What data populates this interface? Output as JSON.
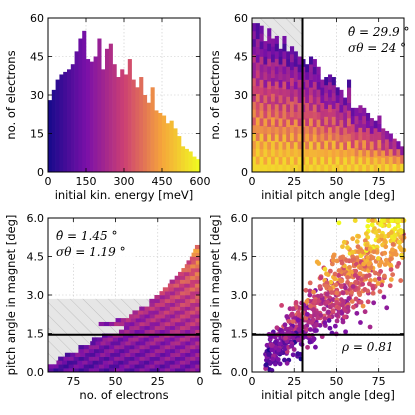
{
  "chart_data": [
    {
      "type": "bar",
      "position": "top-left",
      "xlabel": "initial kin. energy [meV]",
      "ylabel": "no. of electrons",
      "xlim": [
        0,
        600
      ],
      "ylim": [
        0,
        60
      ],
      "xticks": [
        "0",
        "150",
        "300",
        "450",
        "600"
      ],
      "yticks": [
        "0",
        "15",
        "30",
        "45",
        "60"
      ],
      "bin_width": 15,
      "values": [
        28,
        32,
        36,
        38,
        39,
        40,
        42,
        47,
        52,
        55,
        44,
        43,
        45,
        52,
        40,
        48,
        50,
        42,
        37,
        40,
        38,
        44,
        36,
        33,
        37,
        30,
        27,
        33,
        24,
        23,
        22,
        19,
        20,
        17,
        14,
        10,
        9,
        8,
        6,
        5
      ],
      "colormap": [
        "#1a0a8c",
        "#7b10a8",
        "#cc3f73",
        "#f5a33c",
        "#f0f921"
      ]
    },
    {
      "type": "bar",
      "position": "top-right",
      "xlabel": "initial pitch angle [deg]",
      "ylabel": "no. of electrons",
      "xlim": [
        0,
        90
      ],
      "ylim": [
        0,
        60
      ],
      "xticks": [
        "0",
        "25",
        "50",
        "75"
      ],
      "yticks": [
        "0",
        "15",
        "30",
        "45",
        "60"
      ],
      "bin_width": 2.25,
      "values": [
        58,
        58,
        57,
        51,
        56,
        52,
        53,
        48,
        53,
        47,
        49,
        47,
        45,
        44,
        42,
        45,
        44,
        41,
        36,
        37,
        38,
        37,
        33,
        32,
        29,
        36,
        25,
        25,
        26,
        25,
        23,
        21,
        20,
        22,
        17,
        16,
        15,
        13,
        12,
        10
      ],
      "mean_line": 29.9,
      "shaded_region": [
        0,
        29.9
      ],
      "annotation": [
        "θ̂ = 29.9 °",
        "σθ = 24 °"
      ]
    },
    {
      "type": "bar",
      "orientation": "horizontal",
      "position": "bottom-left",
      "xlabel": "no. of electrons",
      "ylabel": "pitch angle in magnet [deg]",
      "xlim": [
        90,
        0
      ],
      "ylim": [
        0,
        6.0
      ],
      "xticks": [
        "75",
        "50",
        "25",
        "0"
      ],
      "yticks": [
        "0.0",
        "1.5",
        "3.0",
        "4.5",
        "6.0"
      ],
      "bin_width": 0.15,
      "values": [
        90,
        90,
        85,
        84,
        80,
        72,
        72,
        65,
        64,
        58,
        48,
        45,
        60,
        50,
        42,
        40,
        36,
        30,
        30,
        27,
        24,
        22,
        19,
        18,
        15,
        13,
        11,
        9,
        8,
        6,
        5,
        4,
        3
      ],
      "mean_line": 1.45,
      "shaded_region": [
        0,
        2.85
      ],
      "annotation": [
        "θ̂ = 1.45 °",
        "σθ = 1.19 °"
      ]
    },
    {
      "type": "scatter",
      "position": "bottom-right",
      "xlabel": "initial pitch angle [deg]",
      "ylabel": "pitch angle in magnet [deg]",
      "xlim": [
        0,
        90
      ],
      "ylim": [
        0,
        6.0
      ],
      "xticks": [
        "0",
        "25",
        "50",
        "75"
      ],
      "yticks": [
        "0.0",
        "1.5",
        "3.0",
        "4.5",
        "6.0"
      ],
      "vline": 29.9,
      "hline": 1.45,
      "correlation": "ρ = 0.81",
      "n_points": 800
    }
  ]
}
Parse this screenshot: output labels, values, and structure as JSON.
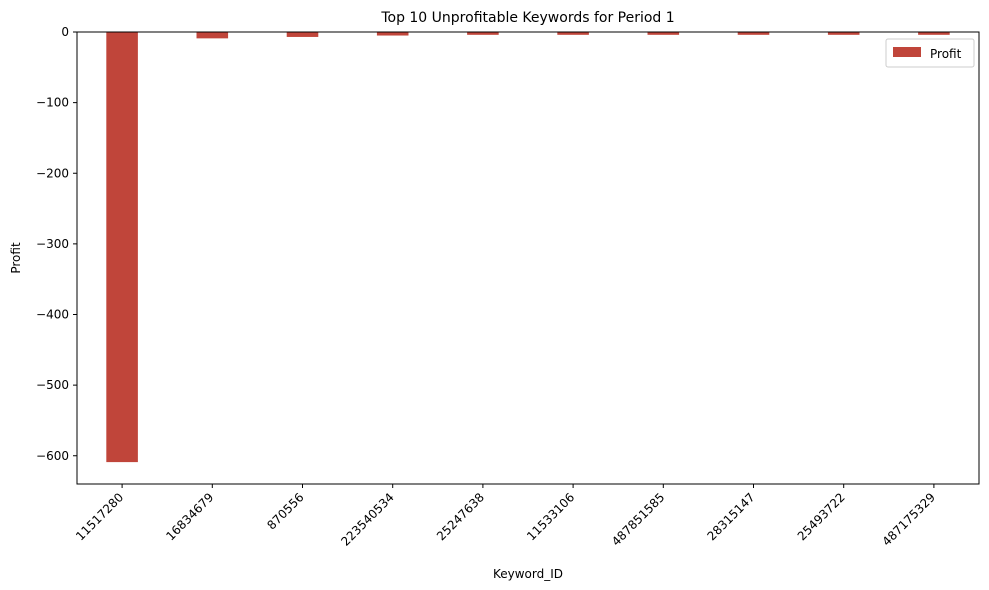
{
  "chart_data": {
    "type": "bar",
    "title": "Top 10 Unprofitable Keywords for Period 1",
    "xlabel": "Keyword_ID",
    "ylabel": "Profit",
    "categories": [
      "11517280",
      "16834679",
      "870556",
      "223540534",
      "25247638",
      "11533106",
      "487851585",
      "28315147",
      "25493722",
      "487175329"
    ],
    "series": [
      {
        "name": "Profit",
        "values": [
          -609,
          -9,
          -7,
          -5,
          -4,
          -4,
          -4,
          -4,
          -4,
          -4
        ],
        "color": "#c0453a"
      }
    ],
    "ylim": [
      -640,
      0
    ],
    "yticks": [
      0,
      -100,
      -200,
      -300,
      -400,
      -500,
      -600
    ],
    "ytick_labels": [
      "0",
      "−100",
      "−200",
      "−300",
      "−400",
      "−500",
      "−600"
    ],
    "grid": false,
    "legend_position": "top-right"
  }
}
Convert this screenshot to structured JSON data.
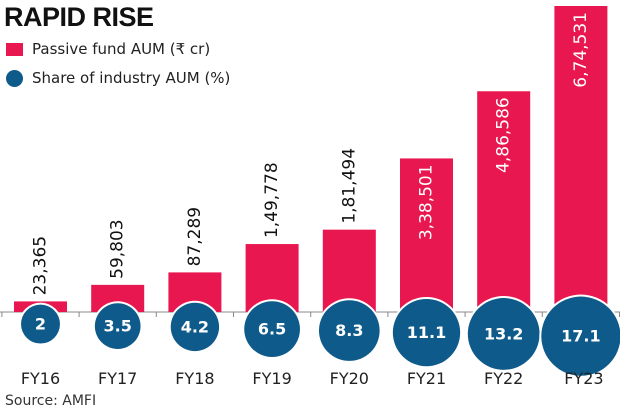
{
  "title": "RAPID RISE",
  "legend": [
    {
      "label": "Passive fund AUM (₹ cr)",
      "shape": "square",
      "color": "#e8174f"
    },
    {
      "label": "Share of industry AUM (%)",
      "shape": "circle",
      "color": "#0e5a8a"
    }
  ],
  "source": "Source: AMFI",
  "chart_data": {
    "type": "bar",
    "title": "RAPID RISE",
    "categories": [
      "FY16",
      "FY17",
      "FY18",
      "FY19",
      "FY20",
      "FY21",
      "FY22",
      "FY23"
    ],
    "series": [
      {
        "name": "Passive fund AUM (₹ cr)",
        "type": "bar",
        "color": "#e8174f",
        "values": [
          23365,
          59803,
          87289,
          149778,
          181494,
          338501,
          486586,
          674531
        ],
        "labels": [
          "23,365",
          "59,803",
          "87,289",
          "1,49,778",
          "1,81,494",
          "3,38,501",
          "4,86,586",
          "6,74,531"
        ]
      },
      {
        "name": "Share of industry AUM (%)",
        "type": "bubble",
        "color": "#0e5a8a",
        "values": [
          2,
          3.5,
          4.2,
          6.5,
          8.3,
          11.1,
          13.2,
          17.1
        ],
        "labels": [
          "2",
          "3.5",
          "4.2",
          "6.5",
          "8.3",
          "11.1",
          "13.2",
          "17.1"
        ]
      }
    ],
    "xlabel": "",
    "ylabel": "",
    "ylim": [
      0,
      680000
    ],
    "grid": false,
    "legend_position": "top-left"
  }
}
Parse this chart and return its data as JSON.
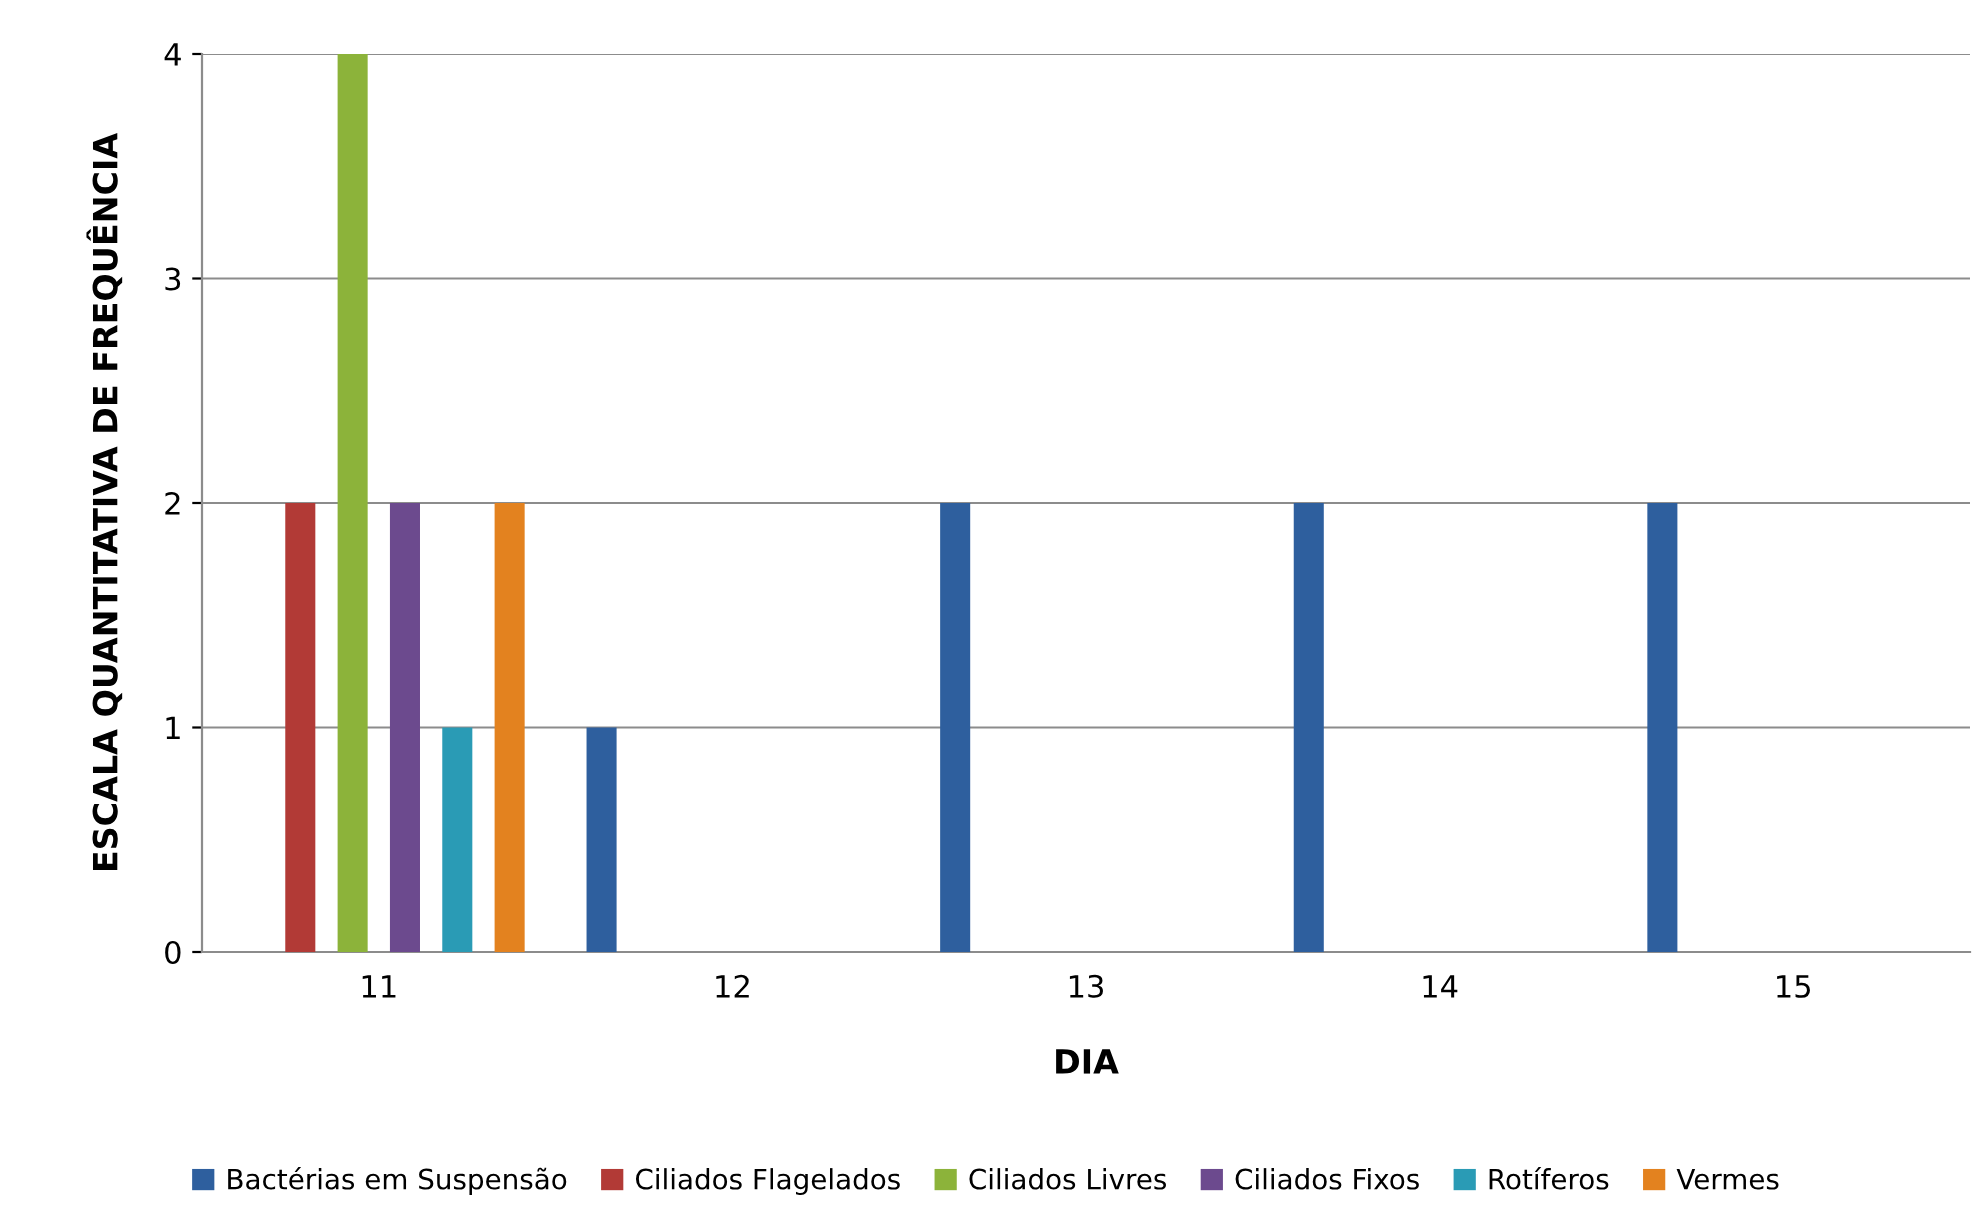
{
  "chart_data": {
    "type": "bar",
    "xlabel": "DIA",
    "ylabel": "ESCALA QUANTITATIVA DE FREQUÊNCIA",
    "categories": [
      "11",
      "12",
      "13",
      "14",
      "15"
    ],
    "series": [
      {
        "name": "Bactérias em Suspensão",
        "color": "#2e5f9e",
        "values": [
          0,
          1,
          2,
          2,
          2
        ]
      },
      {
        "name": "Ciliados Flagelados",
        "color": "#b23a36",
        "values": [
          2,
          0,
          0,
          0,
          0
        ]
      },
      {
        "name": "Ciliados Livres",
        "color": "#8cb33a",
        "values": [
          4,
          0,
          0,
          0,
          0
        ]
      },
      {
        "name": "Ciliados Fixos",
        "color": "#6c4a8e",
        "values": [
          2,
          0,
          0,
          0,
          0
        ]
      },
      {
        "name": "Rotíferos",
        "color": "#2a9bb5",
        "values": [
          1,
          0,
          0,
          0,
          0
        ]
      },
      {
        "name": "Vermes",
        "color": "#e3821f",
        "values": [
          2,
          0,
          0,
          0,
          0
        ]
      }
    ],
    "ylim": [
      0,
      4
    ],
    "yticks": [
      0,
      1,
      2,
      3,
      4
    ],
    "grid": "y",
    "legend": "bottom"
  }
}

| Instructions to follow |
The records above are to be restated exactly, without their pictures.

| Response |
What data populates this interface? Output as JSON.
{
  "chart_data": [
    {
      "type": "bar",
      "position": "top-left",
      "xlabel": "initial kin. energy [meV]",
      "ylabel": "no. of electrons",
      "xlim": [
        0,
        600
      ],
      "ylim": [
        0,
        60
      ],
      "xticks": [
        "0",
        "150",
        "300",
        "450",
        "600"
      ],
      "yticks": [
        "0",
        "15",
        "30",
        "45",
        "60"
      ],
      "bin_width": 15,
      "values": [
        28,
        32,
        36,
        38,
        39,
        40,
        42,
        47,
        52,
        55,
        44,
        43,
        45,
        52,
        40,
        48,
        50,
        42,
        37,
        40,
        38,
        44,
        36,
        33,
        37,
        30,
        27,
        33,
        24,
        23,
        22,
        19,
        20,
        17,
        14,
        10,
        9,
        8,
        6,
        5
      ],
      "colormap": [
        "#1a0a8c",
        "#7b10a8",
        "#cc3f73",
        "#f5a33c",
        "#f0f921"
      ]
    },
    {
      "type": "bar",
      "position": "top-right",
      "xlabel": "initial pitch angle [deg]",
      "ylabel": "no. of electrons",
      "xlim": [
        0,
        90
      ],
      "ylim": [
        0,
        60
      ],
      "xticks": [
        "0",
        "25",
        "50",
        "75"
      ],
      "yticks": [
        "0",
        "15",
        "30",
        "45",
        "60"
      ],
      "bin_width": 2.25,
      "values": [
        58,
        58,
        57,
        51,
        56,
        52,
        53,
        48,
        53,
        47,
        49,
        47,
        45,
        44,
        42,
        45,
        44,
        41,
        36,
        37,
        38,
        37,
        33,
        32,
        29,
        36,
        25,
        25,
        26,
        25,
        23,
        21,
        20,
        22,
        17,
        16,
        15,
        13,
        12,
        10
      ],
      "mean_line": 29.9,
      "shaded_region": [
        0,
        29.9
      ],
      "annotation": [
        "θ̂ = 29.9 °",
        "σθ = 24 °"
      ]
    },
    {
      "type": "bar",
      "orientation": "horizontal",
      "position": "bottom-left",
      "xlabel": "no. of electrons",
      "ylabel": "pitch angle in magnet [deg]",
      "xlim": [
        90,
        0
      ],
      "ylim": [
        0,
        6.0
      ],
      "xticks": [
        "75",
        "50",
        "25",
        "0"
      ],
      "yticks": [
        "0.0",
        "1.5",
        "3.0",
        "4.5",
        "6.0"
      ],
      "bin_width": 0.15,
      "values": [
        90,
        90,
        85,
        84,
        80,
        72,
        72,
        65,
        64,
        58,
        48,
        45,
        60,
        50,
        42,
        40,
        36,
        30,
        30,
        27,
        24,
        22,
        19,
        18,
        15,
        13,
        11,
        9,
        8,
        6,
        5,
        4,
        3
      ],
      "mean_line": 1.45,
      "shaded_region": [
        0,
        2.85
      ],
      "annotation": [
        "θ̂ = 1.45 °",
        "σθ = 1.19 °"
      ]
    },
    {
      "type": "scatter",
      "position": "bottom-right",
      "xlabel": "initial pitch angle [deg]",
      "ylabel": "pitch angle in magnet [deg]",
      "xlim": [
        0,
        90
      ],
      "ylim": [
        0,
        6.0
      ],
      "xticks": [
        "0",
        "25",
        "50",
        "75"
      ],
      "yticks": [
        "0.0",
        "1.5",
        "3.0",
        "4.5",
        "6.0"
      ],
      "vline": 29.9,
      "hline": 1.45,
      "correlation": "ρ = 0.81",
      "n_points": 800
    }
  ]
}
Parse this screenshot: output labels, values, and structure as JSON.
{
  "chart_data": {
    "type": "bar",
    "title": "Top 10 Unprofitable Keywords for Period 1",
    "xlabel": "Keyword_ID",
    "ylabel": "Profit",
    "categories": [
      "11517280",
      "16834679",
      "870556",
      "223540534",
      "25247638",
      "11533106",
      "487851585",
      "28315147",
      "25493722",
      "487175329"
    ],
    "series": [
      {
        "name": "Profit",
        "values": [
          -609,
          -9,
          -7,
          -5,
          -4,
          -4,
          -4,
          -4,
          -4,
          -4
        ],
        "color": "#c0453a"
      }
    ],
    "ylim": [
      -640,
      0
    ],
    "yticks": [
      0,
      -100,
      -200,
      -300,
      -400,
      -500,
      -600
    ],
    "ytick_labels": [
      "0",
      "−100",
      "−200",
      "−300",
      "−400",
      "−500",
      "−600"
    ],
    "grid": false,
    "legend_position": "top-right"
  }
}
Convert this screenshot to structured JSON data.
{
  "title": "RAPID RISE",
  "legend": [
    {
      "label": "Passive fund AUM (₹ cr)",
      "shape": "square",
      "color": "#e8174f"
    },
    {
      "label": "Share of industry AUM (%)",
      "shape": "circle",
      "color": "#0e5a8a"
    }
  ],
  "source": "Source: AMFI",
  "chart_data": {
    "type": "bar",
    "title": "RAPID RISE",
    "categories": [
      "FY16",
      "FY17",
      "FY18",
      "FY19",
      "FY20",
      "FY21",
      "FY22",
      "FY23"
    ],
    "series": [
      {
        "name": "Passive fund AUM (₹ cr)",
        "type": "bar",
        "color": "#e8174f",
        "values": [
          23365,
          59803,
          87289,
          149778,
          181494,
          338501,
          486586,
          674531
        ],
        "labels": [
          "23,365",
          "59,803",
          "87,289",
          "1,49,778",
          "1,81,494",
          "3,38,501",
          "4,86,586",
          "6,74,531"
        ]
      },
      {
        "name": "Share of industry AUM (%)",
        "type": "bubble",
        "color": "#0e5a8a",
        "values": [
          2,
          3.5,
          4.2,
          6.5,
          8.3,
          11.1,
          13.2,
          17.1
        ],
        "labels": [
          "2",
          "3.5",
          "4.2",
          "6.5",
          "8.3",
          "11.1",
          "13.2",
          "17.1"
        ]
      }
    ],
    "xlabel": "",
    "ylabel": "",
    "ylim": [
      0,
      680000
    ],
    "grid": false,
    "legend_position": "top-left"
  }
}
Parse this chart and return its data as JSON.
{
  "chart_data": {
    "type": "bar",
    "xlabel": "DIA",
    "ylabel": "ESCALA QUANTITATIVA DE FREQUÊNCIA",
    "categories": [
      "11",
      "12",
      "13",
      "14",
      "15"
    ],
    "series": [
      {
        "name": "Bactérias em Suspensão",
        "color": "#2e5f9e",
        "values": [
          0,
          1,
          2,
          2,
          2
        ]
      },
      {
        "name": "Ciliados Flagelados",
        "color": "#b23a36",
        "values": [
          2,
          0,
          0,
          0,
          0
        ]
      },
      {
        "name": "Ciliados Livres",
        "color": "#8cb33a",
        "values": [
          4,
          0,
          0,
          0,
          0
        ]
      },
      {
        "name": "Ciliados Fixos",
        "color": "#6c4a8e",
        "values": [
          2,
          0,
          0,
          0,
          0
        ]
      },
      {
        "name": "Rotíferos",
        "color": "#2a9bb5",
        "values": [
          1,
          0,
          0,
          0,
          0
        ]
      },
      {
        "name": "Vermes",
        "color": "#e3821f",
        "values": [
          2,
          0,
          0,
          0,
          0
        ]
      }
    ],
    "ylim": [
      0,
      4
    ],
    "yticks": [
      0,
      1,
      2,
      3,
      4
    ],
    "grid": "y",
    "legend": "bottom"
  }
}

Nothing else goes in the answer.